▸ **PASSAGE PROVIDED**:
• Software Performance Tuning with the Apple CHUD Tools

          Abstract:

    In recent years, many tools have been created to allow software engineers to analyze the execution of their code. While tools such as gprof often work well, most are not integrated very well with each other or the rest of the development environment, and interpreting the data that they provide can be a challenge. Because Apple's MacOS X is based on UNIX, most open source performance analysis tools can be used. However, we have also integrated several key performance tools together and added graphical data visualization to produce the CHUD toolset (Available for at http://developer.apple.com/tools/download/).

    With the CHUD tools, programmers can examine the performance of their code using a set of integrated tools that can perform most common performance-measurement tasks, including:

 

  -- Traces of function call behavior (like gprof)

  -- Sampled measurements of program execution timing

  -- Traces of software events, such as system calls

  -- Hardware event counter measurements

 

     Moreover, instead of just presenting a few key figures from these measurements in a brief report, the CHUD tools present their results in several textual *and* graphical formats, with integrated hyperlinks to related assembly and source code, so that programmers can easily examine both how their programs work on a large-scale level or zoom in and look at individual program phases in several different ways.

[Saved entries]
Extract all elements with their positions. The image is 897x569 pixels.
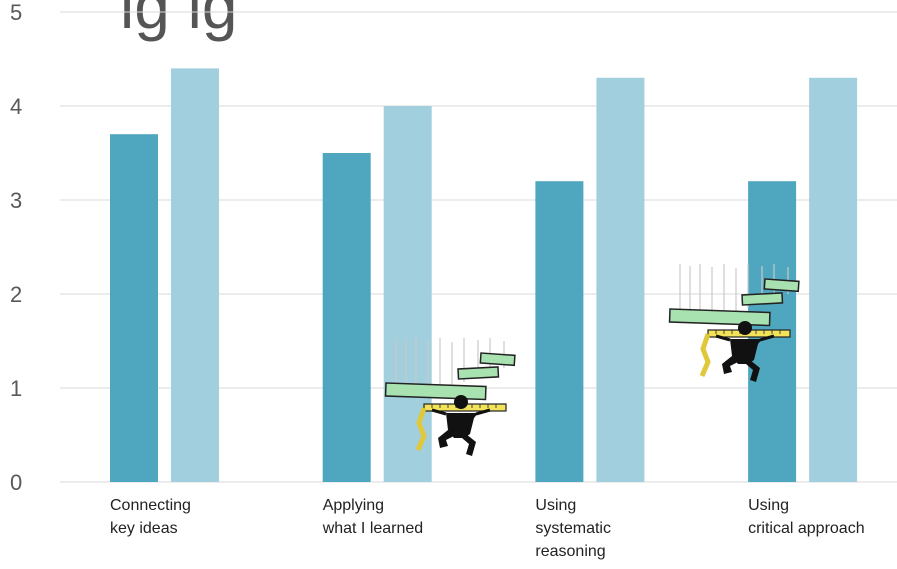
x-tick-label: what I learned: [322, 520, 424, 537]
x-tick-label: Using: [748, 497, 789, 514]
y-tick-label: 3: [10, 188, 22, 213]
y-tick-label: 2: [10, 282, 22, 307]
bar-series2-1: [171, 68, 219, 482]
bar-series1-2: [323, 153, 371, 482]
bar-series1-1: [110, 134, 158, 482]
x-axis: Connecting key ideas Applying what I learne…: [110, 497, 865, 560]
x-tick-label: reasoning: [535, 543, 605, 560]
x-tick-label: Using: [535, 497, 576, 514]
bar-series2-4: [809, 78, 857, 482]
bar-series2-2: [384, 106, 432, 482]
x-tick-label: critical approach: [748, 520, 865, 537]
bar-series2-3: [596, 78, 644, 482]
x-tick-label: Applying: [323, 497, 384, 514]
bar-series1-3: [535, 181, 583, 482]
bars: [110, 68, 857, 482]
x-tick-label: systematic: [535, 520, 611, 537]
y-tick-label: 1: [10, 376, 22, 401]
y-tick-label: 4: [10, 94, 22, 119]
y-tick-label: 5: [10, 0, 22, 25]
y-axis: 0 1 2 3 4 5: [10, 0, 22, 495]
x-tick-label: Connecting: [110, 497, 191, 514]
y-tick-label: 0: [10, 470, 22, 495]
chart-title: ig ig: [120, 0, 237, 42]
x-tick-label: key ideas: [110, 520, 178, 537]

▸ **PROBLEMS TO WORK ON**:
a) In the CHUD tools abstract, what is Apple's MacOS X said to be based on?
b) Write the next part of the CHUD tools abstract, picking up after its final sentence.
The listing is separate material with no connection to the CHUD tools abstract.

▸ **ANSWERS FOR THE EXERCISE**:
a) UNIX

b)
    This tutorial is targeted primarily at students and software engineers who work on UNIX-based systems and want to expand the repertoire of tools that they can use to analyze and improve the performance of their code. However, the material should also be useful to educators who teach performance-oriented programming techniques, as the graphical nature of Shark's output makes it easy to demonstrate program behaviors in an eye-catching manner.

Bios:

 

Rick Altherr holds a B.S. in Computer Science from the University of Cincinnati where he focused on computer architecture and compiler optimization. He currently works at Apple Computer, as part of the Architecture and Performance Group, as a performance analyst investigating system performance on server and workstation platforms. He also is one of the primary developers for the CHUD tools.

 

Ryan Du Bois (http://red0x.no-ip.com) has a B.S. in Computer Engineering from California Polytechnic State University at San Luis Obispo, where he concentrated on Operating Systems and Networks. Currently, he works in Apple's Architecture and Performance Group, furthering the development and maintenance of the CHUD Tools.

 

Lance Hammond (http://www.mavam.com/lance/) has a PhD in Electrical Engineering from Stanford University, where he designed the Hydra multi-core microprocessor and examined the use of speculative threads and transactions on Hydra and similar multiprocessor systems. He now works at Apple in the Architecture and Performance Group, analyzing the potential performance problems posed by future processors in Macintosh computers and helping to create CHUD tools to allow programmers to overcome these limits.

 

Eric Miller has a B.S. in Computer Engineering Technology from Eastern Michigan University, and has been optimizing computer software and systems for twenty years. He developed industry leading simulation software Ford Motor Company and optimized many third party applications and system software at Silicon Graphics. Currently, he works at Apple in the Architecture and Performance Group to create easy to use, feature-rich CHUD tools to help developers maximize their applications' performance on the Mac platforms.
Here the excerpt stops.